Exactly reproduce all the records, keeping pictures out of the copy.

→ Recorded information
##############################
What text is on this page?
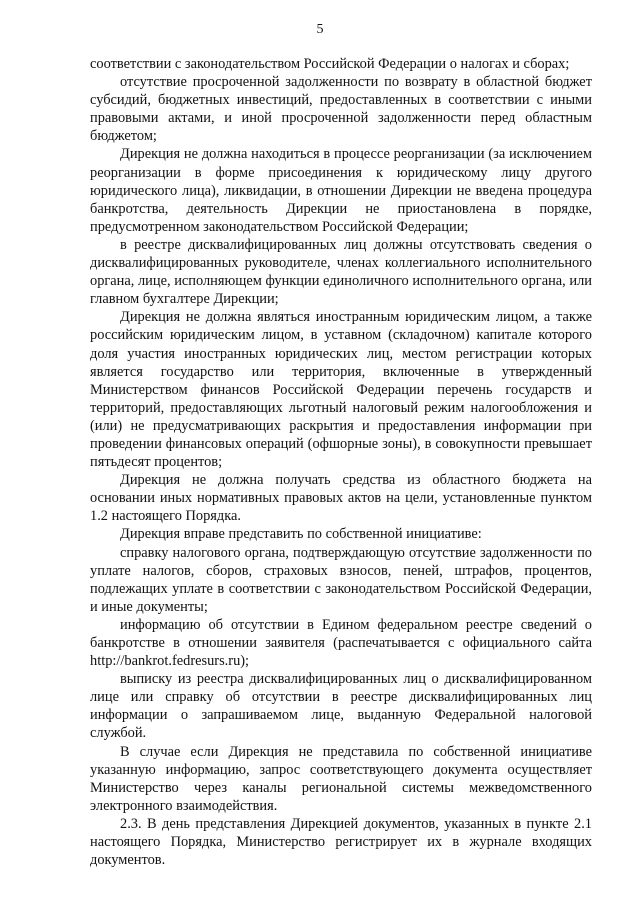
5

соответствии с законодательством Российской Федерации о налогах и сборах;

отсутствие просроченной задолженности по возврату в областной бюджет субсидий, бюджетных инвестиций, предоставленных в соответствии с иными правовыми актами, и иной просроченной задолженности перед областным бюджетом;

Дирекция не должна находиться в процессе реорганизации (за исключением реорганизации в форме присоединения к юридическому лицу другого юридического лица), ликвидации, в отношении Дирекции не введена процедура банкротства, деятельность Дирекции не приостановлена в порядке, предусмотренном законодательством Российской Федерации;

в реестре дисквалифицированных лиц должны отсутствовать сведения о дисквалифицированных руководителе, членах коллегиального исполнительного органа, лице, исполняющем функции единоличного исполнительного органа, или главном бухгалтере Дирекции;

Дирекция не должна являться иностранным юридическим лицом, а также российским юридическим лицом, в уставном (складочном) капитале которого доля участия иностранных юридических лиц, местом регистрации которых является государство или территория, включенные в утвержденный Министерством финансов Российской Федерации перечень государств и территорий, предоставляющих льготный налоговый режим налогообложения и (или) не предусматривающих раскрытия и предоставления информации при проведении финансовых операций (офшорные зоны), в совокупности превышает пятьдесят процентов;

Дирекция не должна получать средства из областного бюджета на основании иных нормативных правовых актов на цели, установленные пунктом 1.2 настоящего Порядка.

Дирекция вправе представить по собственной инициативе:

справку налогового органа, подтверждающую отсутствие задолженности по уплате налогов, сборов, страховых взносов, пеней, штрафов, процентов, подлежащих уплате в соответствии с законодательством Российской Федерации, и иные документы;

информацию об отсутствии в Едином федеральном реестре сведений о банкротстве в отношении заявителя (распечатывается с официального сайта http://bankrot.fedresurs.ru);

выписку из реестра дисквалифицированных лиц о дисквалифицированном лице или справку об отсутствии в реестре дисквалифицированных лиц информации о запрашиваемом лице, выданную Федеральной налоговой службой.

В случае если Дирекция не представила по собственной инициативе указанную информацию, запрос соответствующего документа осуществляет Министерство через каналы региональной системы межведомственного электронного взаимодействия.

2.3. В день представления Дирекцией документов, указанных в пункте 2.1 настоящего Порядка, Министерство регистрирует их в журнале входящих документов.
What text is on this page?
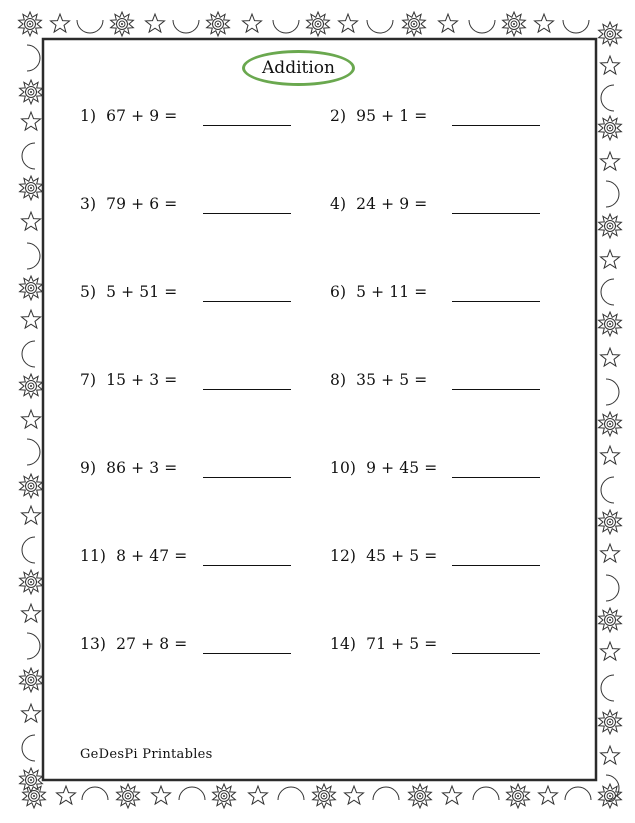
Addition
1) 67 + 9 =	2) 95 + 1 =
3) 79 + 6 =	4) 24 + 9 =
5) 5 + 51 =	6) 5 + 11 =
7) 15 + 3 =	8) 35 + 5 =
9) 86 + 3 =	10) 9 + 45 =
11) 8 + 47 =	12) 45 + 5 =
13) 27 + 8 =	14) 71 + 5 =
GeDesPi Printables
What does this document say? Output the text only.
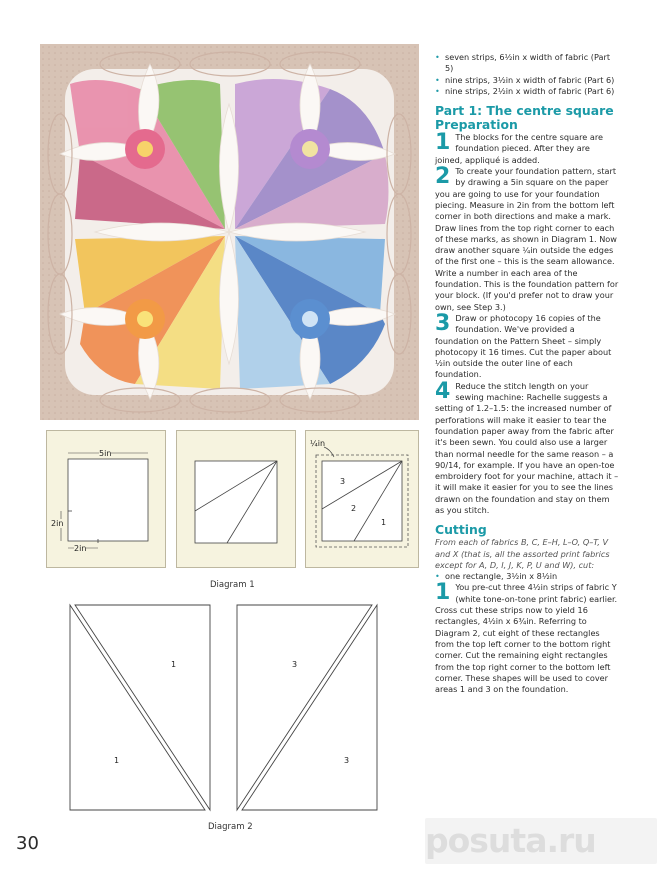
5in
2in
2in
¼in
3
2
1
Diagram 1
1
1
3
3
Diagram 2
• seven strips, 6½in x width of fabric (Part 5)
• nine strips, 3½in x width of fabric (Part 6)
• nine strips, 2½in x width of fabric (Part 6)
Part 1: The centre square
Preparation

1 The blocks for the centre square are foundation pieced. After they are joined, appliqué is added.

2 To create your foundation pattern, start by drawing a 5in square on the paper you are going to use for your foundation piecing. Measure in 2in from the bottom left corner in both directions and make a mark. Draw lines from the top right corner to each of these marks, as shown in Diagram 1. Now draw another square ¼in outside the edges of the first one – this is the seam allowance. Write a number in each area of the foundation. This is the foundation pattern for your block. (If you'd prefer not to draw your own, see Step 3.)

3 Draw or photocopy 16 copies of the foundation. We've provided a foundation on the Pattern Sheet – simply photocopy it 16 times. Cut the paper about ½in outside the outer line of each foundation.

4 Reduce the stitch length on your sewing machine: Rachelle suggests a setting of 1.2–1.5: the increased number of perforations will make it easier to tear the foundation paper away from the fabric after it's been sewn. You could also use a larger than normal needle for the same reason – a 90/14, for example. If you have an open-toe embroidery foot for your machine, attach it – it will make it easier for you to see the lines drawn on the foundation and stay on them as you stitch.

Cutting
From each of fabrics B, C, E–H, L–O, Q–T, V and X (that is, all the assorted print fabrics except for A, D, I, J, K, P, U and W), cut:
• one rectangle, 3½in x 8½in

1 You pre-cut three 4½in strips of fabric Y (white tone-on-tone print fabric) earlier. Cross cut these strips now to yield 16 rectangles, 4½in x 6¾in. Referring to Diagram 2, cut eight of these rectangles from the top left corner to the bottom right corner. Cut the remaining eight rectangles from the top right corner to the bottom left corner. These shapes will be used to cover areas 1 and 3 on the foundation.

30	posuta.ru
##############################
→ Final result
What text is on this page?
5

соответствии с законодательством Российской Федерации о налогах и сборах;

отсутствие просроченной задолженности по возврату в областной бюджет субсидий, бюджетных инвестиций, предоставленных в соответствии с иными правовыми актами, и иной просроченной задолженности перед областным бюджетом;

Дирекция не должна находиться в процессе реорганизации (за исключением реорганизации в форме присоединения к юридическому лицу другого юридического лица), ликвидации, в отношении Дирекции не введена процедура банкротства, деятельность Дирекции не приостановлена в порядке, предусмотренном законодательством Российской Федерации;

в реестре дисквалифицированных лиц должны отсутствовать сведения о дисквалифицированных руководителе, членах коллегиального исполнительного органа, лице, исполняющем функции единоличного исполнительного органа, или главном бухгалтере Дирекции;

Дирекция не должна являться иностранным юридическим лицом, а также российским юридическим лицом, в уставном (складочном) капитале которого доля участия иностранных юридических лиц, местом регистрации которых является государство или территория, включенные в утвержденный Министерством финансов Российской Федерации перечень государств и территорий, предоставляющих льготный налоговый режим налогообложения и (или) не предусматривающих раскрытия и предоставления информации при проведении финансовых операций (офшорные зоны), в совокупности превышает пятьдесят процентов;

Дирекция не должна получать средства из областного бюджета на основании иных нормативных правовых актов на цели, установленные пунктом 1.2 настоящего Порядка.

Дирекция вправе представить по собственной инициативе:

справку налогового органа, подтверждающую отсутствие задолженности по уплате налогов, сборов, страховых взносов, пеней, штрафов, процентов, подлежащих уплате в соответствии с законодательством Российской Федерации, и иные документы;

информацию об отсутствии в Едином федеральном реестре сведений о банкротстве в отношении заявителя (распечатывается с официального сайта http://bankrot.fedresurs.ru);

выписку из реестра дисквалифицированных лиц о дисквалифицированном лице или справку об отсутствии в реестре дисквалифицированных лиц информации о запрашиваемом лице, выданную Федеральной налоговой службой.

В случае если Дирекция не представила по собственной инициативе указанную информацию, запрос соответствующего документа осуществляет Министерство через каналы региональной системы межведомственного электронного взаимодействия.

2.3. В день представления Дирекцией документов, указанных в пункте 2.1 настоящего Порядка, Министерство регистрирует их в журнале входящих документов.
What text is on this page?
Addition
1) 67 + 9 =	2) 95 + 1 =
3) 79 + 6 =	4) 24 + 9 =
5) 5 + 51 =	6) 5 + 11 =
7) 15 + 3 =	8) 35 + 5 =
9) 86 + 3 =	10) 9 + 45 =
11) 8 + 47 =	12) 45 + 5 =
13) 27 + 8 =	14) 71 + 5 =
GeDesPi Printables
What does this document say? Output the text only.
5in
2in
2in
¼in
3
2
1
Diagram 1
1
1
3
3
Diagram 2
• seven strips, 6½in x width of fabric (Part 5)
• nine strips, 3½in x width of fabric (Part 6)
• nine strips, 2½in x width of fabric (Part 6)
Part 1: The centre square
Preparation

1 The blocks for the centre square are foundation pieced. After they are joined, appliqué is added.

2 To create your foundation pattern, start by drawing a 5in square on the paper you are going to use for your foundation piecing. Measure in 2in from the bottom left corner in both directions and make a mark. Draw lines from the top right corner to each of these marks, as shown in Diagram 1. Now draw another square ¼in outside the edges of the first one – this is the seam allowance. Write a number in each area of the foundation. This is the foundation pattern for your block. (If you'd prefer not to draw your own, see Step 3.)

3 Draw or photocopy 16 copies of the foundation. We've provided a foundation on the Pattern Sheet – simply photocopy it 16 times. Cut the paper about ½in outside the outer line of each foundation.

4 Reduce the stitch length on your sewing machine: Rachelle suggests a setting of 1.2–1.5: the increased number of perforations will make it easier to tear the foundation paper away from the fabric after it's been sewn. You could also use a larger than normal needle for the same reason – a 90/14, for example. If you have an open-toe embroidery foot for your machine, attach it – it will make it easier for you to see the lines drawn on the foundation and stay on them as you stitch.

Cutting
From each of fabrics B, C, E–H, L–O, Q–T, V and X (that is, all the assorted print fabrics except for A, D, I, J, K, P, U and W), cut:
• one rectangle, 3½in x 8½in

1 You pre-cut three 4½in strips of fabric Y (white tone-on-tone print fabric) earlier. Cross cut these strips now to yield 16 rectangles, 4½in x 6¾in. Referring to Diagram 2, cut eight of these rectangles from the top left corner to the bottom right corner. Cut the remaining eight rectangles from the top right corner to the bottom left corner. These shapes will be used to cover areas 1 and 3 on the foundation.

30	posuta.ru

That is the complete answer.